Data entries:

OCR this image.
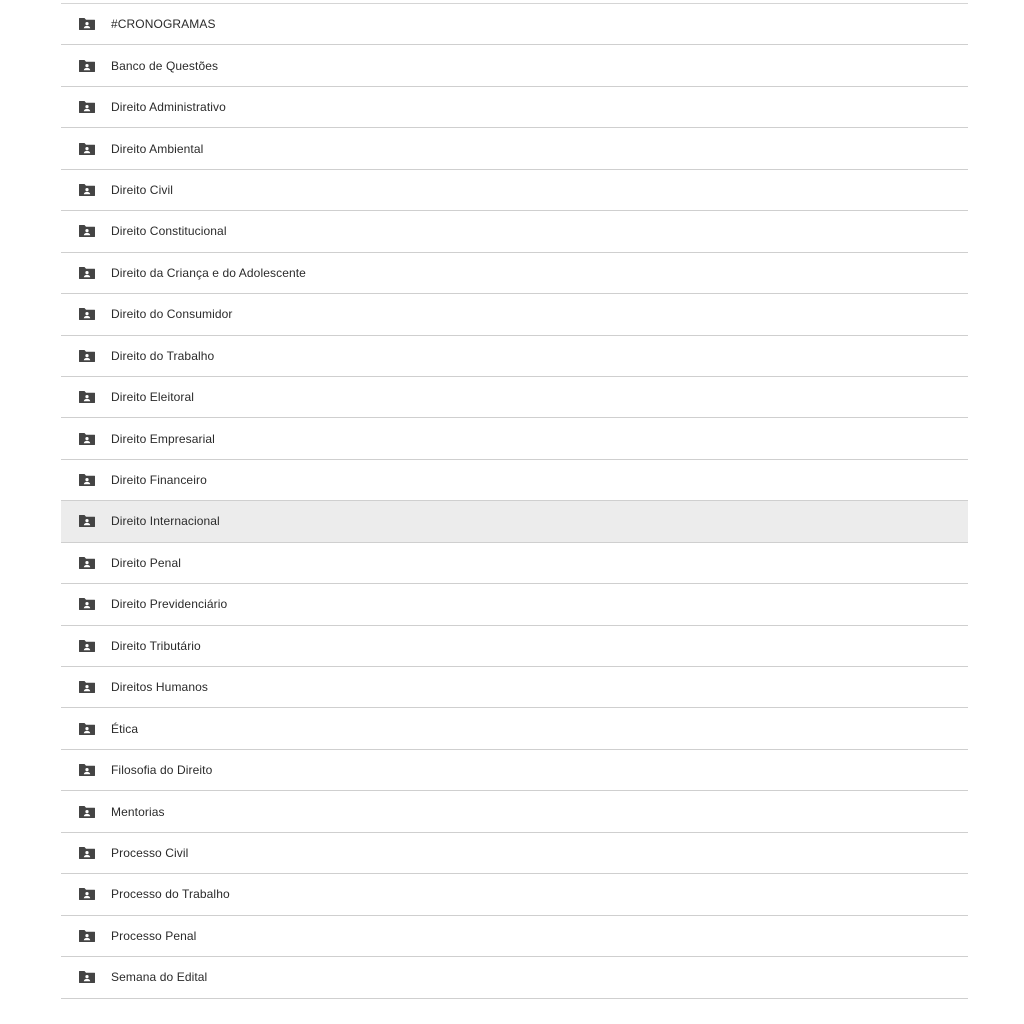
#CRONOGRAMAS
Banco de Questões
Direito Administrativo
Direito Ambiental
Direito Civil
Direito Constitucional
Direito da Criança e do Adolescente
Direito do Consumidor
Direito do Trabalho
Direito Eleitoral
Direito Empresarial
Direito Financeiro
Direito Internacional
Direito Penal
Direito Previdenciário
Direito Tributário
Direitos Humanos
Ética
Filosofia do Direito
Mentorias
Processo Civil
Processo do Trabalho
Processo Penal
Semana do Edital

Work to complete
All preceding records should be duplicated verbatim, images excepted.

Final result
OCR this image.
#CRONOGRAMAS
Banco de Questões
Direito Administrativo
Direito Ambiental
Direito Civil
Direito Constitucional
Direito da Criança e do Adolescente
Direito do Consumidor
Direito do Trabalho
Direito Eleitoral
Direito Empresarial
Direito Financeiro
Direito Internacional
Direito Penal
Direito Previdenciário
Direito Tributário
Direitos Humanos
Ética
Filosofia do Direito
Mentorias
Processo Civil
Processo do Trabalho
Processo Penal
Semana do Edital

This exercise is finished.